Copy out every line of the item position entries below verbatim, changing nothing.

** Begin ENTRIES SUPPLIED **

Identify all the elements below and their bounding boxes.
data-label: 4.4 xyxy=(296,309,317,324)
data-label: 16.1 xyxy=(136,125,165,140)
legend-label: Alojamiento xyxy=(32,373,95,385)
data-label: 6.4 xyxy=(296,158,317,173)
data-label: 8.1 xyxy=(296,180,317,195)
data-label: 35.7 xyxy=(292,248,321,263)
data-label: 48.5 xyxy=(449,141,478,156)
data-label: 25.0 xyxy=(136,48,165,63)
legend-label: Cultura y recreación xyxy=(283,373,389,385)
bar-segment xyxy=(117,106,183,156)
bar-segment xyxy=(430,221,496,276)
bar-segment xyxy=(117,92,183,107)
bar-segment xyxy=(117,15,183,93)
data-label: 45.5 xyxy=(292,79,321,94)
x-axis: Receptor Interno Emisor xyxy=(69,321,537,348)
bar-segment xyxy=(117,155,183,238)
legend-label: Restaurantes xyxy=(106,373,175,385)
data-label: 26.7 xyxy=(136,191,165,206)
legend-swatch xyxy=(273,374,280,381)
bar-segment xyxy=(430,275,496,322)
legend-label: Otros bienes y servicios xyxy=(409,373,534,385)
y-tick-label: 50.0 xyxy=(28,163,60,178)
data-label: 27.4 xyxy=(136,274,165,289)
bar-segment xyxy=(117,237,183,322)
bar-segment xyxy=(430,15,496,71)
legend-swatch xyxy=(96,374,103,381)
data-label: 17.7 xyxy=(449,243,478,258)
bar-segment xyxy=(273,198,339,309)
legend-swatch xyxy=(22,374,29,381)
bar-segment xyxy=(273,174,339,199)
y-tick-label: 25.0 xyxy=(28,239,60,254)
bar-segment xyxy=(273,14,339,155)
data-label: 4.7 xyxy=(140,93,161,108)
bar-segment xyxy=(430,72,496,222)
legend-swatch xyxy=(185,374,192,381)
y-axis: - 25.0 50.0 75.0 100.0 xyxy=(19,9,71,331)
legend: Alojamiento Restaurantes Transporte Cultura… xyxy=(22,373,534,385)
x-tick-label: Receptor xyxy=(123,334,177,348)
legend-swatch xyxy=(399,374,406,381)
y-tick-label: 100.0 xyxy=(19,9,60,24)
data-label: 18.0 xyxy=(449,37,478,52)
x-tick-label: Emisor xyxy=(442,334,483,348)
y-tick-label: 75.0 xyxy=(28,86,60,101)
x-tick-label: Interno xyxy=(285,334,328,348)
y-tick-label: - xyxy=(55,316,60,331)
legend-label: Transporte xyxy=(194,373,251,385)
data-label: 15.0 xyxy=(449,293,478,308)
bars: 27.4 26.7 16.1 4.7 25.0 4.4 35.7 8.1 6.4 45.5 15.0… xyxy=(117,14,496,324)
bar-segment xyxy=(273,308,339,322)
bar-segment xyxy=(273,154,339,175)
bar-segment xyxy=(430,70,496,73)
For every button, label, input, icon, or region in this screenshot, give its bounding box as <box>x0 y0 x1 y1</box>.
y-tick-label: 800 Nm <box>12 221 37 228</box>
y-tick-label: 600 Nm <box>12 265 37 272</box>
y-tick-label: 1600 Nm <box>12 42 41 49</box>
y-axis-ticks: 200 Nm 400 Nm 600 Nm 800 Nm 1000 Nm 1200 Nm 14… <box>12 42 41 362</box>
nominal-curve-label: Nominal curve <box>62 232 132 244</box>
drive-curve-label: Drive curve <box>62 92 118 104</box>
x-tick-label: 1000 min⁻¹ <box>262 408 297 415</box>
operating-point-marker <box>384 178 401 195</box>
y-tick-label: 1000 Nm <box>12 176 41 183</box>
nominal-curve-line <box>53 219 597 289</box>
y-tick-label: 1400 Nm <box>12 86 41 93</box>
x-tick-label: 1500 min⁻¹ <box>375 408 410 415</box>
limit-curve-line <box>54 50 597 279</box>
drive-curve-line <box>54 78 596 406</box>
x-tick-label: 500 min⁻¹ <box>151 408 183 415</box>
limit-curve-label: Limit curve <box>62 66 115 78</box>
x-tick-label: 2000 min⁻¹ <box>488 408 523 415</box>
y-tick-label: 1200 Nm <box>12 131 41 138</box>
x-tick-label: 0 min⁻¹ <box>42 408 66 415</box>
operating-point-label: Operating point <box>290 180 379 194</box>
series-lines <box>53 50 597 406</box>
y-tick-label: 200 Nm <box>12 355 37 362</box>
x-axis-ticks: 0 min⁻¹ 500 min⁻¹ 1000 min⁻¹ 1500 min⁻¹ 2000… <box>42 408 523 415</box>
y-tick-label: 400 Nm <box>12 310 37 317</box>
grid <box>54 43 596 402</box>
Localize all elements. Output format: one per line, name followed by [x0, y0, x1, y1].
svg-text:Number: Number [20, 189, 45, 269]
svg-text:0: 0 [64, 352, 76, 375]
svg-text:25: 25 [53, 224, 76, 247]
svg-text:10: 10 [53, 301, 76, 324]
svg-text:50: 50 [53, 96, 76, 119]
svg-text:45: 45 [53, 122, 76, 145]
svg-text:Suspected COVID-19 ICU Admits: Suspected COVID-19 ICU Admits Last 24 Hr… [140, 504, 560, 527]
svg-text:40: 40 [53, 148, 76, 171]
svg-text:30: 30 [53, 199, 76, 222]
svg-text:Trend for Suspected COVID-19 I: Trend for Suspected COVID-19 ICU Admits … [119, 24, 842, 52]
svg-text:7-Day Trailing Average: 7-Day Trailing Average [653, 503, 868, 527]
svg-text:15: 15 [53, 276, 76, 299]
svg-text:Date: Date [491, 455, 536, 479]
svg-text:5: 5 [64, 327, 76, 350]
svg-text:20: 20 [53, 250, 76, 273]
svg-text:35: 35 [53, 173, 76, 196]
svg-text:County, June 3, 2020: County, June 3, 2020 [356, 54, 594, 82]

** End ENTRIES SUPPLIED **

_EXERCISE SOLUTION:_
Identify all the elements below and their bounding boxes.
data-label: 4.4 xyxy=(296,309,317,324)
data-label: 16.1 xyxy=(136,125,165,140)
legend-label: Alojamiento xyxy=(32,373,95,385)
data-label: 6.4 xyxy=(296,158,317,173)
data-label: 8.1 xyxy=(296,180,317,195)
data-label: 35.7 xyxy=(292,248,321,263)
data-label: 48.5 xyxy=(449,141,478,156)
data-label: 25.0 xyxy=(136,48,165,63)
legend-label: Cultura y recreación xyxy=(283,373,389,385)
bar-segment xyxy=(117,106,183,156)
bar-segment xyxy=(430,221,496,276)
bar-segment xyxy=(117,92,183,107)
bar-segment xyxy=(117,15,183,93)
data-label: 45.5 xyxy=(292,79,321,94)
x-axis: Receptor Interno Emisor xyxy=(69,321,537,348)
bar-segment xyxy=(117,155,183,238)
legend-label: Restaurantes xyxy=(106,373,175,385)
data-label: 26.7 xyxy=(136,191,165,206)
legend-swatch xyxy=(273,374,280,381)
bar-segment xyxy=(430,275,496,322)
legend-label: Otros bienes y servicios xyxy=(409,373,534,385)
y-tick-label: 50.0 xyxy=(28,163,60,178)
data-label: 27.4 xyxy=(136,274,165,289)
bar-segment xyxy=(117,237,183,322)
bar-segment xyxy=(430,15,496,71)
legend-swatch xyxy=(96,374,103,381)
data-label: 17.7 xyxy=(449,243,478,258)
bar-segment xyxy=(273,198,339,309)
legend-swatch xyxy=(22,374,29,381)
bar-segment xyxy=(273,174,339,199)
y-tick-label: 25.0 xyxy=(28,239,60,254)
bar-segment xyxy=(273,14,339,155)
data-label: 4.7 xyxy=(140,93,161,108)
bar-segment xyxy=(430,72,496,222)
legend-swatch xyxy=(185,374,192,381)
y-axis: - 25.0 50.0 75.0 100.0 xyxy=(19,9,71,331)
legend: Alojamiento Restaurantes Transporte Cultura… xyxy=(22,373,534,385)
x-tick-label: Receptor xyxy=(123,334,177,348)
legend-swatch xyxy=(399,374,406,381)
y-tick-label: 100.0 xyxy=(19,9,60,24)
data-label: 18.0 xyxy=(449,37,478,52)
x-tick-label: Emisor xyxy=(442,334,483,348)
y-tick-label: 75.0 xyxy=(28,86,60,101)
x-tick-label: Interno xyxy=(285,334,328,348)
y-tick-label: - xyxy=(55,316,60,331)
legend-label: Transporte xyxy=(194,373,251,385)
data-label: 15.0 xyxy=(449,293,478,308)
bars: 27.4 26.7 16.1 4.7 25.0 4.4 35.7 8.1 6.4 45.5 15.0… xyxy=(117,14,496,324)
bar-segment xyxy=(273,308,339,322)
bar-segment xyxy=(273,154,339,175)
bar-segment xyxy=(430,70,496,73)
For every button, label, input, icon, or region in this screenshot, give its bounding box as <box>x0 y0 x1 y1</box>.
y-tick-label: 800 Nm <box>12 221 37 228</box>
y-tick-label: 600 Nm <box>12 265 37 272</box>
y-tick-label: 1600 Nm <box>12 42 41 49</box>
y-axis-ticks: 200 Nm 400 Nm 600 Nm 800 Nm 1000 Nm 1200 Nm 14… <box>12 42 41 362</box>
nominal-curve-label: Nominal curve <box>62 232 132 244</box>
drive-curve-label: Drive curve <box>62 92 118 104</box>
x-tick-label: 1000 min⁻¹ <box>262 408 297 415</box>
operating-point-marker <box>384 178 401 195</box>
y-tick-label: 1000 Nm <box>12 176 41 183</box>
nominal-curve-line <box>53 219 597 289</box>
y-tick-label: 1400 Nm <box>12 86 41 93</box>
x-tick-label: 1500 min⁻¹ <box>375 408 410 415</box>
limit-curve-line <box>54 50 597 279</box>
drive-curve-line <box>54 78 596 406</box>
x-tick-label: 500 min⁻¹ <box>151 408 183 415</box>
limit-curve-label: Limit curve <box>62 66 115 78</box>
x-tick-label: 2000 min⁻¹ <box>488 408 523 415</box>
y-tick-label: 1200 Nm <box>12 131 41 138</box>
x-tick-label: 0 min⁻¹ <box>42 408 66 415</box>
operating-point-label: Operating point <box>290 180 379 194</box>
series-lines <box>53 50 597 406</box>
y-tick-label: 200 Nm <box>12 355 37 362</box>
x-axis-ticks: 0 min⁻¹ 500 min⁻¹ 1000 min⁻¹ 1500 min⁻¹ 2000… <box>42 408 523 415</box>
y-tick-label: 400 Nm <box>12 310 37 317</box>
grid <box>54 43 596 402</box>
Localize all elements. Output format: one per line, name followed by [x0, y0, x1, y1].
svg-text:Number: Number [20, 189, 45, 269]
svg-text:0: 0 [64, 352, 76, 375]
svg-text:25: 25 [53, 224, 76, 247]
svg-text:10: 10 [53, 301, 76, 324]
svg-text:50: 50 [53, 96, 76, 119]
svg-text:45: 45 [53, 122, 76, 145]
svg-text:Suspected COVID-19 ICU Admits: Suspected COVID-19 ICU Admits Last 24 Hr… [140, 504, 560, 527]
svg-text:40: 40 [53, 148, 76, 171]
svg-text:30: 30 [53, 199, 76, 222]
svg-text:Trend for Suspected COVID-19 I: Trend for Suspected COVID-19 ICU Admits … [119, 24, 842, 52]
svg-text:7-Day Trailing Average: 7-Day Trailing Average [653, 503, 868, 527]
svg-text:15: 15 [53, 276, 76, 299]
svg-text:Date: Date [491, 455, 536, 479]
svg-text:5: 5 [64, 327, 76, 350]
svg-text:20: 20 [53, 250, 76, 273]
svg-text:35: 35 [53, 173, 76, 196]
svg-text:County, June 3, 2020: County, June 3, 2020 [356, 54, 594, 82]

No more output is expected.